• TASK OBJECTIVE
Restate the entries word for word, omitting nothing.

-- START OF LISTED RECORDS --

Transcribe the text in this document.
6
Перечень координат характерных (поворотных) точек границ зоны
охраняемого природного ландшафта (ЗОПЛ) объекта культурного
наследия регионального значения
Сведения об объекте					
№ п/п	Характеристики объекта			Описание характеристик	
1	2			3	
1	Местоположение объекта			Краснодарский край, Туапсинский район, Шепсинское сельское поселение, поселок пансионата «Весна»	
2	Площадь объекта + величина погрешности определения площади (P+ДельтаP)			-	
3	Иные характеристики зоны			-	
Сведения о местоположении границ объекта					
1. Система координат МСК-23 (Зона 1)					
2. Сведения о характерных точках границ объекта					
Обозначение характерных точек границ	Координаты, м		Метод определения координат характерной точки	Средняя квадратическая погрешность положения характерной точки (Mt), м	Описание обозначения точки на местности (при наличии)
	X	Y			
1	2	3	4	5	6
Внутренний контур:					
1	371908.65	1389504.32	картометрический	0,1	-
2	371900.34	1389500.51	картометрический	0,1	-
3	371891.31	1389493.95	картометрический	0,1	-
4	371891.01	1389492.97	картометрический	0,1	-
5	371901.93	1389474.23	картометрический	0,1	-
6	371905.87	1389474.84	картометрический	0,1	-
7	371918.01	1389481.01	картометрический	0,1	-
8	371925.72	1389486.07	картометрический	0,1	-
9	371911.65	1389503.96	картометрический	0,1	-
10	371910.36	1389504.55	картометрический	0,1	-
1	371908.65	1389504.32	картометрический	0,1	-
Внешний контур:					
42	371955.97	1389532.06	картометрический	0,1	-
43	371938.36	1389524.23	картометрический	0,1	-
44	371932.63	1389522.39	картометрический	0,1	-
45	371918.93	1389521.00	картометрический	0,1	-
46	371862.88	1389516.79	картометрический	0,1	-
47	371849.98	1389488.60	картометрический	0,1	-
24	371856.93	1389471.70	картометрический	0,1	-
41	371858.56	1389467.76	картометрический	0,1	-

-- END OF LISTED RECORDS --

• RESULT
Transcribe the text in this document.
6
Перечень координат характерных (поворотных) точек границ зоны
охраняемого природного ландшафта (ЗОПЛ) объекта культурного
наследия регионального значения
Сведения об объекте					
№ п/п	Характеристики объекта			Описание характеристик	
1	2			3	
1	Местоположение объекта			Краснодарский край, Туапсинский район, Шепсинское сельское поселение, поселок пансионата «Весна»	
2	Площадь объекта + величина погрешности определения площади (P+ДельтаP)			-	
3	Иные характеристики зоны			-	
Сведения о местоположении границ объекта					
1. Система координат МСК-23 (Зона 1)					
2. Сведения о характерных точках границ объекта					
Обозначение характерных точек границ	Координаты, м		Метод определения координат характерной точки	Средняя квадратическая погрешность положения характерной точки (Mt), м	Описание обозначения точки на местности (при наличии)
	X	Y			
1	2	3	4	5	6
Внутренний контур:					
1	371908.65	1389504.32	картометрический	0,1	-
2	371900.34	1389500.51	картометрический	0,1	-
3	371891.31	1389493.95	картометрический	0,1	-
4	371891.01	1389492.97	картометрический	0,1	-
5	371901.93	1389474.23	картометрический	0,1	-
6	371905.87	1389474.84	картометрический	0,1	-
7	371918.01	1389481.01	картометрический	0,1	-
8	371925.72	1389486.07	картометрический	0,1	-
9	371911.65	1389503.96	картометрический	0,1	-
10	371910.36	1389504.55	картометрический	0,1	-
1	371908.65	1389504.32	картометрический	0,1	-
Внешний контур:					
42	371955.97	1389532.06	картометрический	0,1	-
43	371938.36	1389524.23	картометрический	0,1	-
44	371932.63	1389522.39	картометрический	0,1	-
45	371918.93	1389521.00	картометрический	0,1	-
46	371862.88	1389516.79	картометрический	0,1	-
47	371849.98	1389488.60	картометрический	0,1	-
24	371856.93	1389471.70	картометрический	0,1	-
41	371858.56	1389467.76	картометрический	0,1	-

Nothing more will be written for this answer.